◆ **Do this**: Reproduce the entries word for word, and omit any picture you find in them.

Entries taken from a collection
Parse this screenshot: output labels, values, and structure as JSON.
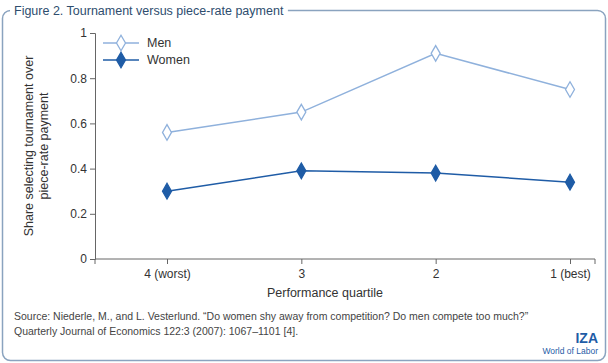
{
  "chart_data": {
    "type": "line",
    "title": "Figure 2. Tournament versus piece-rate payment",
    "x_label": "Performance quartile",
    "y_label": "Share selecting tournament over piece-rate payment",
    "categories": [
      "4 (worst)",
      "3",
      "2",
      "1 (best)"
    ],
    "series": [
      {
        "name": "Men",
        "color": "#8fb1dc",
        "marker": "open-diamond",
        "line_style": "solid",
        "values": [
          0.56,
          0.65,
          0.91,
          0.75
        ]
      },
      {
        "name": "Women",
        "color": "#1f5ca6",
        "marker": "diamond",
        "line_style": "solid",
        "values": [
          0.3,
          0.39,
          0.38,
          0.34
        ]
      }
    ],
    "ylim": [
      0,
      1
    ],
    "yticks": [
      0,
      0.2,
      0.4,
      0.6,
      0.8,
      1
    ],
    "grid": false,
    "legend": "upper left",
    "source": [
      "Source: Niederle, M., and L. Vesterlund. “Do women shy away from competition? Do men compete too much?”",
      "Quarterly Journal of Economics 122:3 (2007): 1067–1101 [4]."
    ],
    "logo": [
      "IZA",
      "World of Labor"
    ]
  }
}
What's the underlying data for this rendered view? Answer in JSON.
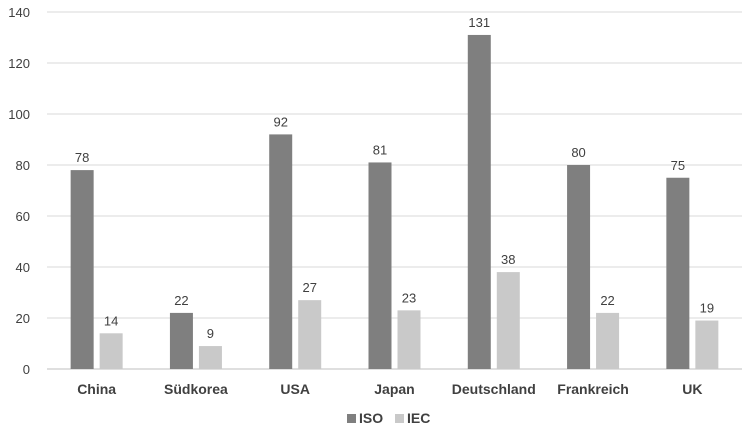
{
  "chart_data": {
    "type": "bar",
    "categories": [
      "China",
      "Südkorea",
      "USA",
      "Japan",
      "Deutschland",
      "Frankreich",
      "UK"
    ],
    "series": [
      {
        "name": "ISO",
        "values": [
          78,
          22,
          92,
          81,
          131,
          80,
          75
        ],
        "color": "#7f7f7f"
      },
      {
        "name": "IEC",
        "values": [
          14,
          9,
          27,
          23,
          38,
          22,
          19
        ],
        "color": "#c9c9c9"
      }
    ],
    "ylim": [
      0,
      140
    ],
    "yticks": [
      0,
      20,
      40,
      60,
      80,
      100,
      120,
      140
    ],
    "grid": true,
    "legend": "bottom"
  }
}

◆ **Solution for this task**:
Parse this screenshot: output labels, values, and structure as JSON.
{
  "chart_data": {
    "type": "line",
    "title": "Figure 2. Tournament versus piece-rate payment",
    "x_label": "Performance quartile",
    "y_label": "Share selecting tournament over piece-rate payment",
    "categories": [
      "4 (worst)",
      "3",
      "2",
      "1 (best)"
    ],
    "series": [
      {
        "name": "Men",
        "color": "#8fb1dc",
        "marker": "open-diamond",
        "line_style": "solid",
        "values": [
          0.56,
          0.65,
          0.91,
          0.75
        ]
      },
      {
        "name": "Women",
        "color": "#1f5ca6",
        "marker": "diamond",
        "line_style": "solid",
        "values": [
          0.3,
          0.39,
          0.38,
          0.34
        ]
      }
    ],
    "ylim": [
      0,
      1
    ],
    "yticks": [
      0,
      0.2,
      0.4,
      0.6,
      0.8,
      1
    ],
    "grid": false,
    "legend": "upper left",
    "source": [
      "Source: Niederle, M., and L. Vesterlund. “Do women shy away from competition? Do men compete too much?”",
      "Quarterly Journal of Economics 122:3 (2007): 1067–1101 [4]."
    ],
    "logo": [
      "IZA",
      "World of Labor"
    ]
  }
}
What's the underlying data for this rendered view? Answer in JSON.
{
  "chart_data": {
    "type": "bar",
    "categories": [
      "China",
      "Südkorea",
      "USA",
      "Japan",
      "Deutschland",
      "Frankreich",
      "UK"
    ],
    "series": [
      {
        "name": "ISO",
        "values": [
          78,
          22,
          92,
          81,
          131,
          80,
          75
        ],
        "color": "#7f7f7f"
      },
      {
        "name": "IEC",
        "values": [
          14,
          9,
          27,
          23,
          38,
          22,
          19
        ],
        "color": "#c9c9c9"
      }
    ],
    "ylim": [
      0,
      140
    ],
    "yticks": [
      0,
      20,
      40,
      60,
      80,
      100,
      120,
      140
    ],
    "grid": true,
    "legend": "bottom"
  }
}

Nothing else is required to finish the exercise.